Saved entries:
-=-=-=-=-

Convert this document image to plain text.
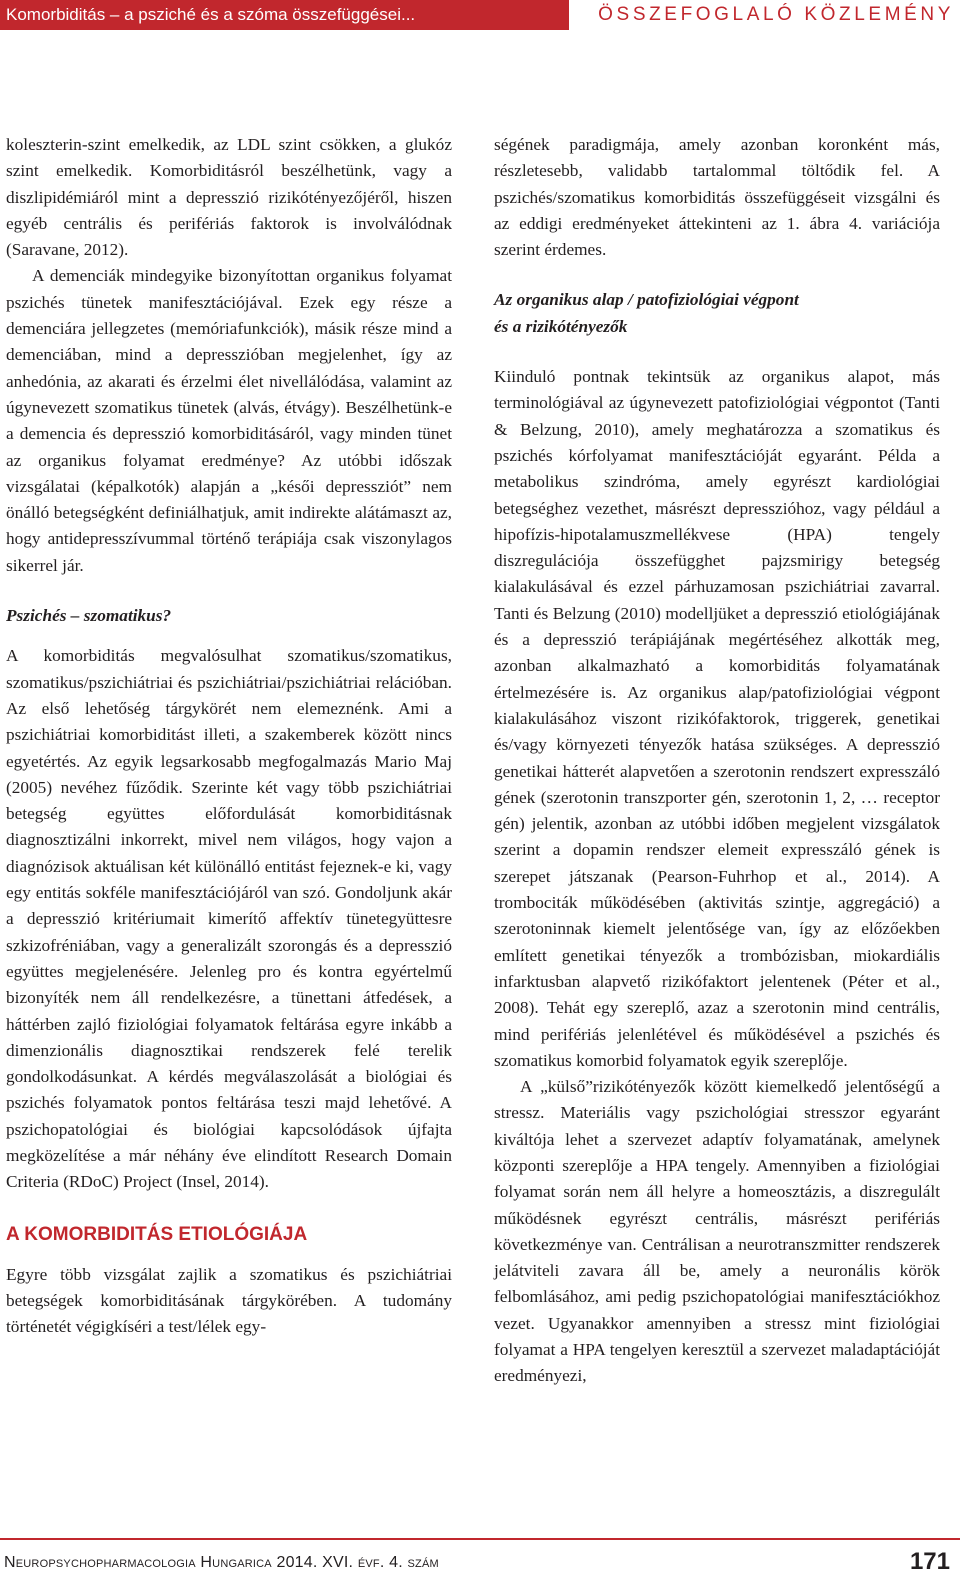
Komorbiditás – a psziché és a szóma összefüggései...	ÖSSZEFOGLALÓ KÖZLEMÉNY

koleszterin-szint emelkedik, az LDL szint csökken, a glukóz szint emelkedik. Komorbiditásról beszélhetünk, vagy a diszlipidémiáról mint a depresszió rizikótényezőjéről, hiszen egyéb centrális és perifériás faktorok is involválódnak (Saravane, 2012).

A demenciák mindegyike bizonyítottan organikus folyamat pszichés tünetek manifesztációjával. Ezek egy része a demenciára jellegzetes (memóriafunkciók), másik része mind a demenciában, mind a depresszióban megjelenhet, így az anhedónia, az akarati és érzelmi élet nivellálódása, valamint az úgynevezett szomatikus tünetek (alvás, étvágy). Beszélhetünk-e a demencia és depresszió komorbiditásáról, vagy minden tünet az organikus folyamat eredménye? Az utóbbi időszak vizsgálatai (képalkotók) alapján a „késői depressziót” nem önálló betegségként definiálhatjuk, amit indirekte alátámaszt az, hogy antidepresszívummal történő terápiája csak viszonylagos sikerrel jár.

Pszichés – szomatikus?

A komorbiditás megvalósulhat szomatikus/szomatikus, szomatikus/pszichiátriai és pszichiátriai/pszichiátriai relációban. Az első lehetőség tárgykörét nem elemeznénk. Ami a pszichiátriai komorbiditást illeti, a szakemberek között nincs egyetértés. Az egyik legsarkosabb megfogalmazás Mario Maj (2005) nevéhez fűződik. Szerinte két vagy több pszichiátriai betegség együttes előfordulását komorbiditásnak diagnosztizálni inkorrekt, mivel nem világos, hogy vajon a diagnózisok aktuálisan két különálló entitást fejeznek-e ki, vagy egy entitás sokféle manifesztációjáról van szó. Gondoljunk akár a depresszió kritériumait kimerítő affektív tünetegyüttesre szkizofréniában, vagy a generalizált szorongás és a depresszió együttes megjelenésére. Jelenleg pro és kontra egyértelmű bizonyíték nem áll rendelkezésre, a tünettani átfedések, a háttérben zajló fiziológiai folyamatok feltárása egyre inkább a dimenzionális diagnosztikai rendszerek felé terelik gondolkodásunkat. A kérdés megválaszolását a biológiai és pszichés folyamatok pontos feltárása teszi majd lehetővé. A pszichopatológiai és biológiai kapcsolódások újfajta megközelítése a már néhány éve elindított Research Domain Criteria (RDoC) Project (Insel, 2014).

A KOMORBIDITÁS ETIOLÓGIÁJA

Egyre több vizsgálat zajlik a szomatikus és pszichiátriai betegségek komorbiditásának tárgykörében. A tudomány történetét végigkíséri a test/lélek egy-

ségének paradigmája, amely azonban koronként más, részletesebb, validabb tartalommal töltődik fel. A pszichés/szomatikus komorbiditás összefüggéseit vizsgálni és az eddigi eredményeket áttekinteni az 1. ábra 4. variációja szerint érdemes.

Az organikus alap / patofiziológiai végpont
és a rizikótényezők

Kiinduló pontnak tekintsük az organikus alapot, más terminológiával az úgynevezett patofiziológiai végpontot (Tanti & Belzung, 2010), amely meghatározza a szomatikus és pszichés kórfolyamat manifesztációját egyaránt. Példa a metabolikus szindróma, amely egyrészt kardiológiai betegséghez vezethet, másrészt depresszióhoz, vagy például a hipofízis-hipotalamuszmellékvese (HPA) tengely diszregulációja összefügghet pajzsmirigy betegség kialakulásával és ezzel párhuzamosan pszichiátriai zavarral. Tanti és Belzung (2010) modelljüket a depresszió etiológiájának és a depresszió terápiájának megértéséhez alkották meg, azonban alkalmazható a komorbiditás folyamatának értelmezésére is. Az organikus alap/patofiziológiai végpont kialakulásához viszont rizikófaktorok, triggerek, genetikai és/vagy környezeti tényezők hatása szükséges. A depresszió genetikai hátterét alapvetően a szerotonin rendszert expresszáló gének (szerotonin transzporter gén, szerotonin 1, 2, … receptor gén) jelentik, azonban az utóbbi időben megjelent vizsgálatok szerint a dopamin rendszer elemeit expresszáló gének is szerepet játszanak (Pearson-Fuhrhop et al., 2014). A trombociták működésében (aktivitás szintje, aggregáció) a szerotoninnak kiemelt jelentősége van, így az előzőekben említett genetikai tényezők a trombózisban, miokardiális infarktusban alapvető rizikófaktort jelentenek (Péter et al., 2008). Tehát egy szereplő, azaz a szerotonin mind centrális, mind perifériás jelenlétével és működésével a pszichés és szomatikus komorbid folyamatok egyik szereplője.

A „külső”rizikótényezők között kiemelkedő jelentőségű a stressz. Materiális vagy pszichológiai stresszor egyaránt kiváltója lehet a szervezet adaptív folyamatának, amelynek központi szereplője a HPA tengely. Amennyiben a fiziológiai folyamat során nem áll helyre a homeosztázis, a diszregulált működésnek egyrészt centrális, másrészt perifériás következménye van. Centrálisan a neurotranszmitter rendszerek jelátviteli zavara áll be, amely a neuronális körök felbomlásához, ami pedig pszichopatológiai manifesztációkhoz vezet. Ugyanakkor amennyiben a stressz mint fiziológiai folyamat a HPA tengelyen keresztül a szervezet maladaptációját eredményezi,

Neuropsychopharmacologia Hungarica 2014. XVI. évf. 4. szám	171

-=-=-=-=-

Aim: Return each full line of the entries that contains the word "rizikótényezők".

Right answer:
és a rizikótényezők
A „külső”rizikótényezők között kiemelkedő jelentőségű a stressz. Materiális vagy pszichológiai stresszor egyaránt kiváltója lehet a szervezet adaptív folyamatának, amelynek központi szereplője a HPA tengely. Amennyiben a fiziológiai folyamat során nem áll helyre a homeosztázis, a diszregulált működésnek egyrészt centrális, másrészt perifériás következménye van. Centrálisan a neurotranszmitter rendszerek jelátviteli zavara áll be, amely a neuronális körök felbomlásához, ami pedig pszichopatológiai manifesztációkhoz vezet. Ugyanakkor amennyiben a stressz mint fiziológiai folyamat a HPA tengelyen keresztül a szervezet maladaptációját eredményezi,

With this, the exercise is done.